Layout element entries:
[Start]

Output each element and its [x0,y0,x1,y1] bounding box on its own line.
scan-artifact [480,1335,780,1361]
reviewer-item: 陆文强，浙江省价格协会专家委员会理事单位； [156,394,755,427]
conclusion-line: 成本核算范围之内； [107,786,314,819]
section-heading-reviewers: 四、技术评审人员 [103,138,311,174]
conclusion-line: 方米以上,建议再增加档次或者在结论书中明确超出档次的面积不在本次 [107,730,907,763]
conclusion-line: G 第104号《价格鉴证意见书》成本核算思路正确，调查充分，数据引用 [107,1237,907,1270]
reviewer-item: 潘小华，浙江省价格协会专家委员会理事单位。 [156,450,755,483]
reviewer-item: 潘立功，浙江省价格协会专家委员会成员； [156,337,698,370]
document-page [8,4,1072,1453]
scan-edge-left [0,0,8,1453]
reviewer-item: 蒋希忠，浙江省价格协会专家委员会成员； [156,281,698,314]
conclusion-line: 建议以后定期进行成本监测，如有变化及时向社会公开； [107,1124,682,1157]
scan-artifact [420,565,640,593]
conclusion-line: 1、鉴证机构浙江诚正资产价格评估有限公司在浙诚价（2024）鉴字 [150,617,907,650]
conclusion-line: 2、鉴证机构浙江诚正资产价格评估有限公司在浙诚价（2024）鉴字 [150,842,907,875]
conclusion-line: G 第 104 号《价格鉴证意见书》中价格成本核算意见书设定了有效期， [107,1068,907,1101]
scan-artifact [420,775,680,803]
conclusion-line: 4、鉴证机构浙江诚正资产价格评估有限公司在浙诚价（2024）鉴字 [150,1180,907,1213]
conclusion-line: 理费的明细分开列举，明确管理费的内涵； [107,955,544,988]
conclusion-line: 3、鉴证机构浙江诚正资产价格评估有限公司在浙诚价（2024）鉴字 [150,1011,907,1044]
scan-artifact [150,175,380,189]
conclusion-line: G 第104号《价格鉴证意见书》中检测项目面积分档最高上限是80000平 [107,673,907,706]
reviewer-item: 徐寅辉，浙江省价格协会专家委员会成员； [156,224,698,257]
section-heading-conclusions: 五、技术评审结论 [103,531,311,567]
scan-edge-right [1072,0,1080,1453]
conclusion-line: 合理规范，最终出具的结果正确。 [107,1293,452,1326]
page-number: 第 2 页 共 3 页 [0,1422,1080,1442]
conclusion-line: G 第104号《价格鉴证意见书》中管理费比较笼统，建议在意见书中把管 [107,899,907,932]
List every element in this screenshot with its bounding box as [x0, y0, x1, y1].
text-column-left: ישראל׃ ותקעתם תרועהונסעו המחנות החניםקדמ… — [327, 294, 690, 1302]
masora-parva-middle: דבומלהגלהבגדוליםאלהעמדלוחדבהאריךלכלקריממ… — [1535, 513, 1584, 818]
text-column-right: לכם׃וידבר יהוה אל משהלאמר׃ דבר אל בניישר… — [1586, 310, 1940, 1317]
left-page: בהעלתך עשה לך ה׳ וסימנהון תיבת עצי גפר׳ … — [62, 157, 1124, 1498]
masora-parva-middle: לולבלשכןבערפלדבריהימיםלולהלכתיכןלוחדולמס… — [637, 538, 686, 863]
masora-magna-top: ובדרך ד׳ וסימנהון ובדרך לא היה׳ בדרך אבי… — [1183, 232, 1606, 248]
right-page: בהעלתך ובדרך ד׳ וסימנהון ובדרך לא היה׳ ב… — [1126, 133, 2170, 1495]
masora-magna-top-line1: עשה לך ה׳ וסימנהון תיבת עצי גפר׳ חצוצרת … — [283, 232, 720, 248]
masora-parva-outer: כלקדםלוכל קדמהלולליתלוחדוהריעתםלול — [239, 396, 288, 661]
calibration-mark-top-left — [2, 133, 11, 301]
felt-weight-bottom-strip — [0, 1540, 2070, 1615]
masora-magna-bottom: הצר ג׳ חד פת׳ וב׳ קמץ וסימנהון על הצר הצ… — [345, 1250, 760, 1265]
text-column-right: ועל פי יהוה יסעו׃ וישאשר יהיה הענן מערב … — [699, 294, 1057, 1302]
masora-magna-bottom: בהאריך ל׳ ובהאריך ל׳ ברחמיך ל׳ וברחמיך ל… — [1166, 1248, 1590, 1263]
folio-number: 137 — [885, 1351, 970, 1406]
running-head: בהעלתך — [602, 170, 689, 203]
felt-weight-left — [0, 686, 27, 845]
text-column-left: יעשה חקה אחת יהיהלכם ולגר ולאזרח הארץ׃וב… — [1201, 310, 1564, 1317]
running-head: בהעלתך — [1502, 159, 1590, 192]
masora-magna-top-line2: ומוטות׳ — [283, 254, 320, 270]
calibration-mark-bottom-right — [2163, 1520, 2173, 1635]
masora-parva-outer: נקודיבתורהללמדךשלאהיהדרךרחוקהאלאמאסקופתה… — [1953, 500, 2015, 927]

[End]

*Instructions for the task*:
Rewrite the stretch of the data from the beginning through the line containing "scan-edge-left [0,0,8,1453]", changing every "conclusion-line" to "summary-line" and leaving everything else unchanged.

*Exercise solution*:
Output each element and its [x0,y0,x1,y1] bounding box on its own line.
scan-artifact [480,1335,780,1361]
reviewer-item: 陆文强，浙江省价格协会专家委员会理事单位； [156,394,755,427]
summary-line: 成本核算范围之内； [107,786,314,819]
section-heading-reviewers: 四、技术评审人员 [103,138,311,174]
summary-line: 方米以上,建议再增加档次或者在结论书中明确超出档次的面积不在本次 [107,730,907,763]
summary-line: G 第104号《价格鉴证意见书》成本核算思路正确，调查充分，数据引用 [107,1237,907,1270]
reviewer-item: 潘小华，浙江省价格协会专家委员会理事单位。 [156,450,755,483]
reviewer-item: 潘立功，浙江省价格协会专家委员会成员； [156,337,698,370]
document-page [8,4,1072,1453]
scan-edge-left [0,0,8,1453]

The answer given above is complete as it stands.